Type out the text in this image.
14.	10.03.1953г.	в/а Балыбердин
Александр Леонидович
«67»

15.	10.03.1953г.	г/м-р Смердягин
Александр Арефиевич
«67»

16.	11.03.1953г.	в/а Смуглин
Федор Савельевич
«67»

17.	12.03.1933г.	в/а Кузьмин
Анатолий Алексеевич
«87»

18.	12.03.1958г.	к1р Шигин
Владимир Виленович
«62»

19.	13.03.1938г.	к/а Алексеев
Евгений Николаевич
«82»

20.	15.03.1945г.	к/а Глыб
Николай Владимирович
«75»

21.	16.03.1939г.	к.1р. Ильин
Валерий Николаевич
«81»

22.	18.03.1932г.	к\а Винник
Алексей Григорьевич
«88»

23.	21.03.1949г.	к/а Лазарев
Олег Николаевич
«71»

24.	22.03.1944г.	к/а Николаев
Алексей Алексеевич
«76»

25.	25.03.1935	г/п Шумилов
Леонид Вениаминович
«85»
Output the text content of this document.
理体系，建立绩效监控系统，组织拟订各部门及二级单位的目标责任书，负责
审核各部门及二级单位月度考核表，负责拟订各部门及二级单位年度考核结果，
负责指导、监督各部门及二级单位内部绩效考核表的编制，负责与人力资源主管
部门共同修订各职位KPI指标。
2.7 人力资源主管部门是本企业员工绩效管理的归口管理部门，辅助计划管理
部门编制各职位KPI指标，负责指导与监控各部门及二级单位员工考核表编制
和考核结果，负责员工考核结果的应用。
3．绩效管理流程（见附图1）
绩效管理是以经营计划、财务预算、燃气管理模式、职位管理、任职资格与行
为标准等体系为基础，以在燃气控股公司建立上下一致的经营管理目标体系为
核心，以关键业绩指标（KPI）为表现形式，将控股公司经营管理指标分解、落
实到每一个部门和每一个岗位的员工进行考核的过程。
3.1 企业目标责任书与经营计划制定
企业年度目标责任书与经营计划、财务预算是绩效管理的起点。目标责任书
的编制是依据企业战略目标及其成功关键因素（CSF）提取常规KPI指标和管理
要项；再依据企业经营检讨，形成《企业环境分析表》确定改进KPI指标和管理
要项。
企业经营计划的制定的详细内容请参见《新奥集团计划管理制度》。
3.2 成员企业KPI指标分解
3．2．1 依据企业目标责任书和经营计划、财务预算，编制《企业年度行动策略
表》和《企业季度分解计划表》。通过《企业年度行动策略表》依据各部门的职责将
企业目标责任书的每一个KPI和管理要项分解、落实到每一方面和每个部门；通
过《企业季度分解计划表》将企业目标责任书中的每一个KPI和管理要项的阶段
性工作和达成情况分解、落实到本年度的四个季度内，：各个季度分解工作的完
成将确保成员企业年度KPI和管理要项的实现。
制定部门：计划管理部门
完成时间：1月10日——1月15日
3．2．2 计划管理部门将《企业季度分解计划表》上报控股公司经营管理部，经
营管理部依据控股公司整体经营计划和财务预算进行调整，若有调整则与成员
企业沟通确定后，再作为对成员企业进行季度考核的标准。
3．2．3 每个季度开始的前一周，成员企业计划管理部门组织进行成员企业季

··········

WHAT TO WORK ON – Transcribe the full listing above without leaving anything out.

RESULT OF THIS EXERCISE –
Type out the text in this image.
14.	10.03.1953г.	в/а Балыбердин
Александр Леонидович
«67»

15.	10.03.1953г.	г/м-р Смердягин
Александр Арефиевич
«67»

16.	11.03.1953г.	в/а Смуглин
Федор Савельевич
«67»

17.	12.03.1933г.	в/а Кузьмин
Анатолий Алексеевич
«87»

18.	12.03.1958г.	к1р Шигин
Владимир Виленович
«62»

19.	13.03.1938г.	к/а Алексеев
Евгений Николаевич
«82»

20.	15.03.1945г.	к/а Глыб
Николай Владимирович
«75»

21.	16.03.1939г.	к.1р. Ильин
Валерий Николаевич
«81»

22.	18.03.1932г.	к\а Винник
Алексей Григорьевич
«88»

23.	21.03.1949г.	к/а Лазарев
Олег Николаевич
«71»

24.	22.03.1944г.	к/а Николаев
Алексей Алексеевич
«76»

25.	25.03.1935	г/п Шумилов
Леонид Вениаминович
«85»
Output the text content of this document.
理体系，建立绩效监控系统，组织拟订各部门及二级单位的目标责任书，负责
审核各部门及二级单位月度考核表，负责拟订各部门及二级单位年度考核结果，
负责指导、监督各部门及二级单位内部绩效考核表的编制，负责与人力资源主管
部门共同修订各职位KPI指标。
2.7 人力资源主管部门是本企业员工绩效管理的归口管理部门，辅助计划管理
部门编制各职位KPI指标，负责指导与监控各部门及二级单位员工考核表编制
和考核结果，负责员工考核结果的应用。
3．绩效管理流程（见附图1）
绩效管理是以经营计划、财务预算、燃气管理模式、职位管理、任职资格与行
为标准等体系为基础，以在燃气控股公司建立上下一致的经营管理目标体系为
核心，以关键业绩指标（KPI）为表现形式，将控股公司经营管理指标分解、落
实到每一个部门和每一个岗位的员工进行考核的过程。
3.1 企业目标责任书与经营计划制定
企业年度目标责任书与经营计划、财务预算是绩效管理的起点。目标责任书
的编制是依据企业战略目标及其成功关键因素（CSF）提取常规KPI指标和管理
要项；再依据企业经营检讨，形成《企业环境分析表》确定改进KPI指标和管理
要项。
企业经营计划的制定的详细内容请参见《新奥集团计划管理制度》。
3.2 成员企业KPI指标分解
3．2．1 依据企业目标责任书和经营计划、财务预算，编制《企业年度行动策略
表》和《企业季度分解计划表》。通过《企业年度行动策略表》依据各部门的职责将
企业目标责任书的每一个KPI和管理要项分解、落实到每一方面和每个部门；通
过《企业季度分解计划表》将企业目标责任书中的每一个KPI和管理要项的阶段
性工作和达成情况分解、落实到本年度的四个季度内，：各个季度分解工作的完
成将确保成员企业年度KPI和管理要项的实现。
制定部门：计划管理部门
完成时间：1月10日——1月15日
3．2．2 计划管理部门将《企业季度分解计划表》上报控股公司经营管理部，经
营管理部依据控股公司整体经营计划和财务预算进行调整，若有调整则与成员
企业沟通确定后，再作为对成员企业进行季度考核的标准。
3．2．3 每个季度开始的前一周，成员企业计划管理部门组织进行成员企业季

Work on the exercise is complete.